_Stated exercise_:
Determine how many lines include the word "screenshot", then give that number and nothing more.

_Materials provided_:
>>>>
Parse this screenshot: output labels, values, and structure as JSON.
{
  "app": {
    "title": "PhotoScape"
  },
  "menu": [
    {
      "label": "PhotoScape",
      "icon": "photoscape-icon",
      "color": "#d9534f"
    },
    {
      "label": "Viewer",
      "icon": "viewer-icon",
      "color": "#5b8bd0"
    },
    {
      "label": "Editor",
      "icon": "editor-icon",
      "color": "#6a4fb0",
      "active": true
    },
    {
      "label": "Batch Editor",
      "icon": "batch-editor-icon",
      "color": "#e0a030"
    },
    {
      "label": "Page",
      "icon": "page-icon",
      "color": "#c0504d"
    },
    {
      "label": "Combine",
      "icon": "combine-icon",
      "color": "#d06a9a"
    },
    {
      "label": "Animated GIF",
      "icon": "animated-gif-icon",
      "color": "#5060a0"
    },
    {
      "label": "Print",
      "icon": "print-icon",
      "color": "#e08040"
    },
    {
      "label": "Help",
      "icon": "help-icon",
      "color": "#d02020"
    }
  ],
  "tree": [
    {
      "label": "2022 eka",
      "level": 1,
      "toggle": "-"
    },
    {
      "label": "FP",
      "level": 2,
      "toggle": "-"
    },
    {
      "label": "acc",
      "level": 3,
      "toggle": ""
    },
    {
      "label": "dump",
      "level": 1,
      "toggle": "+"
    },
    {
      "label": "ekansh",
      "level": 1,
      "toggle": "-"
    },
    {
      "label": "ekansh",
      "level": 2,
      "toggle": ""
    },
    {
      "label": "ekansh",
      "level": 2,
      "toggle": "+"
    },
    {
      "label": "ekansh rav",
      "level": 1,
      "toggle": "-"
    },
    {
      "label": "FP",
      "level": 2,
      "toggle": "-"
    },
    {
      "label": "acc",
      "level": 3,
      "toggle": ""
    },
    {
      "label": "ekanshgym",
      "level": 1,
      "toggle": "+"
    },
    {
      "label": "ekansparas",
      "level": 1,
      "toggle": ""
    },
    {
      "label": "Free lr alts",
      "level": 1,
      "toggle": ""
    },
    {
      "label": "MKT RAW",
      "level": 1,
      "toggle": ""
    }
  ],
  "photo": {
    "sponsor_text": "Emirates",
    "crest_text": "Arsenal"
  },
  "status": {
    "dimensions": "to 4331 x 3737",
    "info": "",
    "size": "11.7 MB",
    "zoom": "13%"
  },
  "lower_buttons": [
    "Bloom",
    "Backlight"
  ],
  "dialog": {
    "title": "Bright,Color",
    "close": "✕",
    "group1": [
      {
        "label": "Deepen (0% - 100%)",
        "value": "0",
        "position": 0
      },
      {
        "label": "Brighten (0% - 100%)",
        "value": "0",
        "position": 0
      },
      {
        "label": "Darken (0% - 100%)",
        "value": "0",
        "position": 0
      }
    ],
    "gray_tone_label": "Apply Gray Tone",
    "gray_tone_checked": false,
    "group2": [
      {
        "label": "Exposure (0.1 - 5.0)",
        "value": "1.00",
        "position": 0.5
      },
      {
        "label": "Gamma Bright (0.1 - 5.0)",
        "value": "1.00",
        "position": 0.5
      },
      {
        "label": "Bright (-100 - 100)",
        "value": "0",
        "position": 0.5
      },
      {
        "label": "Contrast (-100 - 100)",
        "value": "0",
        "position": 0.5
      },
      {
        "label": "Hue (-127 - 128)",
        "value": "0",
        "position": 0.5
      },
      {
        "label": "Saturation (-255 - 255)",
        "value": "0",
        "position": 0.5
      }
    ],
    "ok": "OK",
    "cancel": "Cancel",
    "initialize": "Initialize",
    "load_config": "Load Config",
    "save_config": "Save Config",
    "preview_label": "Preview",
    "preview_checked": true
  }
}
<<<<
>>>>
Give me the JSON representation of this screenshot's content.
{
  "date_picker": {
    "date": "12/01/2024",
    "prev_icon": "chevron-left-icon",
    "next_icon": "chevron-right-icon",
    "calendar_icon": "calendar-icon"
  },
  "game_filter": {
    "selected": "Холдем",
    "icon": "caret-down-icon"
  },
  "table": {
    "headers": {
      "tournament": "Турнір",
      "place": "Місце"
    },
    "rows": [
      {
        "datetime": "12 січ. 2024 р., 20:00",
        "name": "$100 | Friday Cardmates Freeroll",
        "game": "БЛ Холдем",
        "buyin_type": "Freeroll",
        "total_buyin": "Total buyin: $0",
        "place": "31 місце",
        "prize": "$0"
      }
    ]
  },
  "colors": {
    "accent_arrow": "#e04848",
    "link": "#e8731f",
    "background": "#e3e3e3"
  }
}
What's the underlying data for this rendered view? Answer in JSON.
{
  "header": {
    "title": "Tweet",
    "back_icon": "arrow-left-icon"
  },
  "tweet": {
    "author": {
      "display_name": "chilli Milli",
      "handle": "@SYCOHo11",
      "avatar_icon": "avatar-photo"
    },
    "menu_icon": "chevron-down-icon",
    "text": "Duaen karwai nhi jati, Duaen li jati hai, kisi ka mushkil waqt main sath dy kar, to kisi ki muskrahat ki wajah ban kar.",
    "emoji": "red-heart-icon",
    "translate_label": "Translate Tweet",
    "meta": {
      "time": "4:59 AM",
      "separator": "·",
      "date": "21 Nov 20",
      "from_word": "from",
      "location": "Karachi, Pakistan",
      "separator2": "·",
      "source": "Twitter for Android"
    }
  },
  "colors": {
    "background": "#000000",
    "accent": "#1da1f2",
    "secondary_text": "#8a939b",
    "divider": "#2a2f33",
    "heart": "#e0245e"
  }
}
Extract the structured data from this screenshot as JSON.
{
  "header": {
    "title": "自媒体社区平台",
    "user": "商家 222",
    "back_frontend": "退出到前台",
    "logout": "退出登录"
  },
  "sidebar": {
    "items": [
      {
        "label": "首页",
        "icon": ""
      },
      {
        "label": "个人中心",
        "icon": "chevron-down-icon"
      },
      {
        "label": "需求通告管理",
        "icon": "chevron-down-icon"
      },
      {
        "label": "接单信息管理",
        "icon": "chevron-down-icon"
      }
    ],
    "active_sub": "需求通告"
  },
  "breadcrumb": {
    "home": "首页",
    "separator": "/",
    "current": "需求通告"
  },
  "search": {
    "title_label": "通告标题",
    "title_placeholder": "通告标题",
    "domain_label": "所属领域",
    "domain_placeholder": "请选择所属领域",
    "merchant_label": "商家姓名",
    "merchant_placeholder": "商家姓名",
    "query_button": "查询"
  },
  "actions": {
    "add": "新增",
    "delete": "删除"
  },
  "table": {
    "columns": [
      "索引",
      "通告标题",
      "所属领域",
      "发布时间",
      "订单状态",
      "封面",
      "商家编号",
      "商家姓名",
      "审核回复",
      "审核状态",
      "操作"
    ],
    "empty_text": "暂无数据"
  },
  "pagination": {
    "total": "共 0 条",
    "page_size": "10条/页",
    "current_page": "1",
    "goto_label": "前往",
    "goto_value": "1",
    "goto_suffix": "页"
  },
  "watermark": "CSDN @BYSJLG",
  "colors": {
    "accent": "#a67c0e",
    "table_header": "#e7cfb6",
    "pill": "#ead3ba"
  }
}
<<<<
>>>>
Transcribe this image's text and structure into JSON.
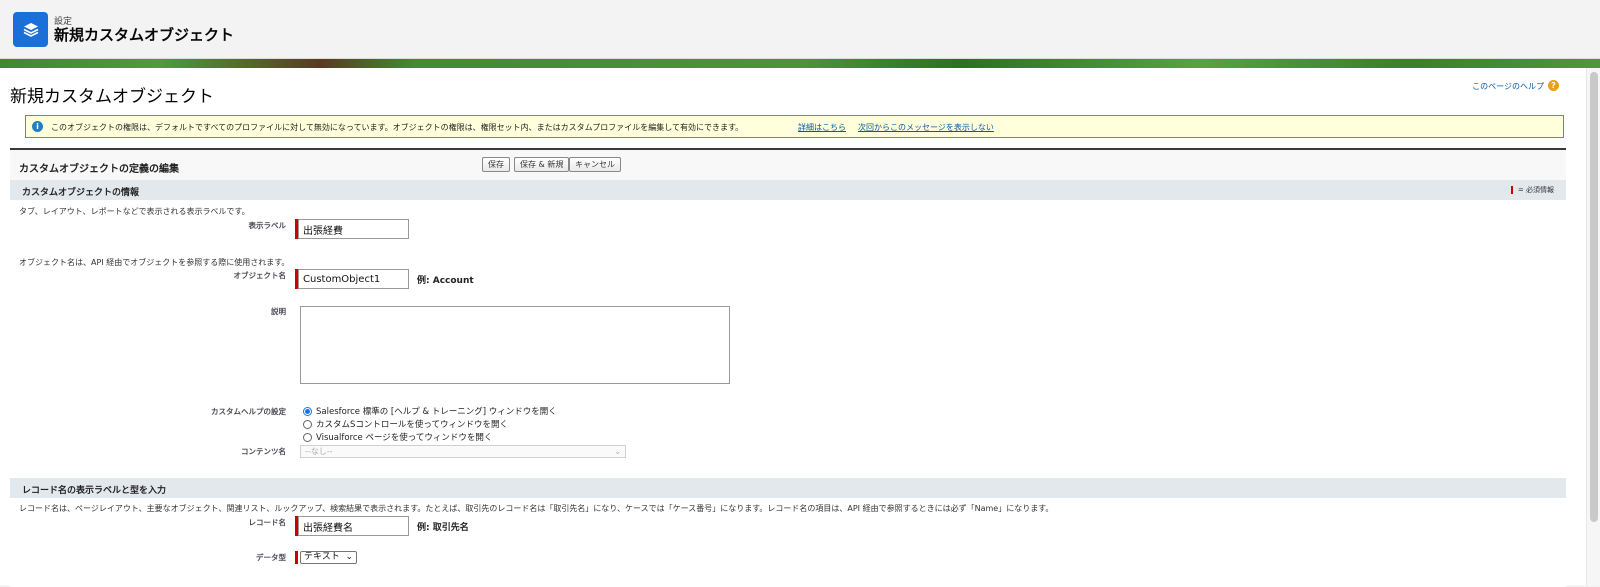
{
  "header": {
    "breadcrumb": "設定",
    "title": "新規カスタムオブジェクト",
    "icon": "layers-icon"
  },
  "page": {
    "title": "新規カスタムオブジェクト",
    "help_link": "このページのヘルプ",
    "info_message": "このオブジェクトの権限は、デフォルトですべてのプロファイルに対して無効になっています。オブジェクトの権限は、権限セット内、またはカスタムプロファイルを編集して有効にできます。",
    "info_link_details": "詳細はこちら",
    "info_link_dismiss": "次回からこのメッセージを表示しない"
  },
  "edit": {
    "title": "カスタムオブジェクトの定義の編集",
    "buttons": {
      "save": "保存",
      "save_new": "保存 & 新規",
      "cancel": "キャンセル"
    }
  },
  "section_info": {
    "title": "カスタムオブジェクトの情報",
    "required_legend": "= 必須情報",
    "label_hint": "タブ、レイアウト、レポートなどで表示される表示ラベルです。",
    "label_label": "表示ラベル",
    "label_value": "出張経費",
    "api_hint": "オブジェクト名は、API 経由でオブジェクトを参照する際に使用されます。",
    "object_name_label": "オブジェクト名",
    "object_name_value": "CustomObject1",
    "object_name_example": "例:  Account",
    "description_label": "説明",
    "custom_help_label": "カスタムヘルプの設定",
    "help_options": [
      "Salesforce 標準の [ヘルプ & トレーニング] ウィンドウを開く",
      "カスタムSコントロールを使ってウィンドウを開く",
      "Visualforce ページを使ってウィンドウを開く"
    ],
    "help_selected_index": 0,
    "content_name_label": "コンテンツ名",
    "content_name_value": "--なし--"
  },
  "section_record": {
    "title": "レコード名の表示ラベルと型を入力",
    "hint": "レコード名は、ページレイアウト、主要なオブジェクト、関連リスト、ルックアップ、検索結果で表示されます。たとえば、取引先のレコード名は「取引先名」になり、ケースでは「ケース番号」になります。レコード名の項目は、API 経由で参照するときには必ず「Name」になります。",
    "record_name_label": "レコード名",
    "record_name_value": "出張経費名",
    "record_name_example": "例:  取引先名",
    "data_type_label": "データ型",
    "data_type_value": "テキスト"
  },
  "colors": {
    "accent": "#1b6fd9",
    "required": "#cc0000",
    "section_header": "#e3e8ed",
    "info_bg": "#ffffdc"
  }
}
<<<<
_Problem solution_:
3